▶ **What the exercise asks**: Among the lines below, list those containing the string "text".

====== Data provided ======

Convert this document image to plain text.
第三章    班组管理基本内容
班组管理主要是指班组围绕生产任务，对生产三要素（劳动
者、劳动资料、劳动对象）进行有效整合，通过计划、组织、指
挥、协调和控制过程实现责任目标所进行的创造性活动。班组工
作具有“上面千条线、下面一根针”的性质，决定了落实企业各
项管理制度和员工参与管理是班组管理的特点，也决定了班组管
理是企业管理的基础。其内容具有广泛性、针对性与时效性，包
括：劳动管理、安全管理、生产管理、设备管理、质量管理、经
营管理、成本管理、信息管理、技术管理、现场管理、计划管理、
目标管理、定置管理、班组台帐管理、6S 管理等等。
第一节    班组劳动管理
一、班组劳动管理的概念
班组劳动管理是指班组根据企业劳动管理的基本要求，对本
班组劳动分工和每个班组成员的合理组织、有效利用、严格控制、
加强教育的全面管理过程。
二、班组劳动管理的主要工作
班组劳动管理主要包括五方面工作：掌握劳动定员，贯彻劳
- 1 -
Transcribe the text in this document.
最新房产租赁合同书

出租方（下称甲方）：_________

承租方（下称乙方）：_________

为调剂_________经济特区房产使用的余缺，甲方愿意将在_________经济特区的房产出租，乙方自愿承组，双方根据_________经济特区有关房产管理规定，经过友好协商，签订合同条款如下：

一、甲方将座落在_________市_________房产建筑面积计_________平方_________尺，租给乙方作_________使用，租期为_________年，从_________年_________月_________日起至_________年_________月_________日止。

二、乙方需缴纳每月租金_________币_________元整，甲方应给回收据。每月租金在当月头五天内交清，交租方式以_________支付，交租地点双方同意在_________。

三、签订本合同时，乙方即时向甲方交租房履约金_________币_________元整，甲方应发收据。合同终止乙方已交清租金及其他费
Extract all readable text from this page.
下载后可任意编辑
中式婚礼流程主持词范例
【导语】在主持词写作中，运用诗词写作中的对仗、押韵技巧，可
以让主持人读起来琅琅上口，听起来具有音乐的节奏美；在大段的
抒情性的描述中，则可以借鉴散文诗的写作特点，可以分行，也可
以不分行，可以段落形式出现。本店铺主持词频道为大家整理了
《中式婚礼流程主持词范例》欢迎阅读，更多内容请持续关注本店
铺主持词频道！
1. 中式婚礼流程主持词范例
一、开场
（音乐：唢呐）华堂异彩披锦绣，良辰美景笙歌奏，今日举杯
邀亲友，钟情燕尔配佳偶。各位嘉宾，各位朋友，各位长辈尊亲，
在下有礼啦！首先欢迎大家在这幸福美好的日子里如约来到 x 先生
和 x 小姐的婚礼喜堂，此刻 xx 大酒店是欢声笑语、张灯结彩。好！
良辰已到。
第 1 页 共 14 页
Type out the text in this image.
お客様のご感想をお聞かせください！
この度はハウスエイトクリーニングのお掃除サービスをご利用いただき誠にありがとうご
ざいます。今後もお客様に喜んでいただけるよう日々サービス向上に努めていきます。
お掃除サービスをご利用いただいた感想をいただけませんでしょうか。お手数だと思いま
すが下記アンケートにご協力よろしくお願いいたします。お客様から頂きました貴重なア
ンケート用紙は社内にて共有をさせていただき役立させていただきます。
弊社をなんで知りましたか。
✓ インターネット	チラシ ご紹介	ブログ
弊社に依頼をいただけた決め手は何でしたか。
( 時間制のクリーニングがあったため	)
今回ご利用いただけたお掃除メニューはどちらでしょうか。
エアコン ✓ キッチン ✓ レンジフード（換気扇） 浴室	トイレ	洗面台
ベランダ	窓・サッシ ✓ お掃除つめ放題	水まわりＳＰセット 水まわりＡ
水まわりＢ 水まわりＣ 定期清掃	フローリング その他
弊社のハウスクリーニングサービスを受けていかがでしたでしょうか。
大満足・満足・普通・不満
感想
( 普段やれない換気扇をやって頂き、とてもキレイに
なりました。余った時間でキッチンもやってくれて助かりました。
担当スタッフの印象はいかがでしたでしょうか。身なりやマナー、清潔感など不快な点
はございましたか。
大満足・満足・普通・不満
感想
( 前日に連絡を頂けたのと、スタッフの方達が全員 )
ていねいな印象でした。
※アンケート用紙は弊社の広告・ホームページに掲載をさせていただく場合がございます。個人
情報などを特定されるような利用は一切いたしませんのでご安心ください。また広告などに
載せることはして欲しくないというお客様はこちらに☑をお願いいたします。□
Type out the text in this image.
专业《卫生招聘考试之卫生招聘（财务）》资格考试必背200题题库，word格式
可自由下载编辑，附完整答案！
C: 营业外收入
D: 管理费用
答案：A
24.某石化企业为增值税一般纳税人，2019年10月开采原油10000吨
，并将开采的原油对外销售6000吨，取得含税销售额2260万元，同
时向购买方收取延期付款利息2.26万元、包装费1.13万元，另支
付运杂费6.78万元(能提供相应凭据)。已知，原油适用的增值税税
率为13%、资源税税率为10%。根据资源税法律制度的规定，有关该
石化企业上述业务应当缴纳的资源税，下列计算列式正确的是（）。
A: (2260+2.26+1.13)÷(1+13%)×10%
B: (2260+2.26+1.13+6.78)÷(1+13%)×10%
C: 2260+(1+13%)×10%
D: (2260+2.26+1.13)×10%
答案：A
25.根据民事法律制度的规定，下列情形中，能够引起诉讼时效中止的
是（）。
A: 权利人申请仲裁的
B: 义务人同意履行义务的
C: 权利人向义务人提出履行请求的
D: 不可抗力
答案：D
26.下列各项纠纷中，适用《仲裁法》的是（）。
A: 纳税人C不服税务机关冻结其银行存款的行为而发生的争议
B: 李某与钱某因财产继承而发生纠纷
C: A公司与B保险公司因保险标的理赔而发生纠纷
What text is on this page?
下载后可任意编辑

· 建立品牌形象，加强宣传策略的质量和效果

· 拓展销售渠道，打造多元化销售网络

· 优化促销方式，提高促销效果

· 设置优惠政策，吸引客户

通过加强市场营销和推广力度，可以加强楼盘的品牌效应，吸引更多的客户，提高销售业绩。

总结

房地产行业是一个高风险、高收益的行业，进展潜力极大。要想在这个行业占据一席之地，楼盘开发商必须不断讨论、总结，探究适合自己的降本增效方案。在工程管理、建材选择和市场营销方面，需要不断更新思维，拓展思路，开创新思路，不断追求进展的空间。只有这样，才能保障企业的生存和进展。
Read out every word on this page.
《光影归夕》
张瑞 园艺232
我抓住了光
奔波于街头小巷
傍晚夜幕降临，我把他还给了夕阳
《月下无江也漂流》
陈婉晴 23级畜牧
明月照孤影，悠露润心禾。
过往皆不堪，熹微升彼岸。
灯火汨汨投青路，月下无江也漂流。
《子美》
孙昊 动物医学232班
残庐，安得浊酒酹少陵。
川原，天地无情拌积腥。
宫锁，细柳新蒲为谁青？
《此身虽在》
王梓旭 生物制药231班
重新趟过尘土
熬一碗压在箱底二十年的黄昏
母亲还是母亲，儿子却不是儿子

======

▶ **Reply**:
Convert this document image to plain text.
Transcribe the text in this document.
Extract all readable text from this page.
Type out the text in this image.
Type out the text in this image.
What text is on this page?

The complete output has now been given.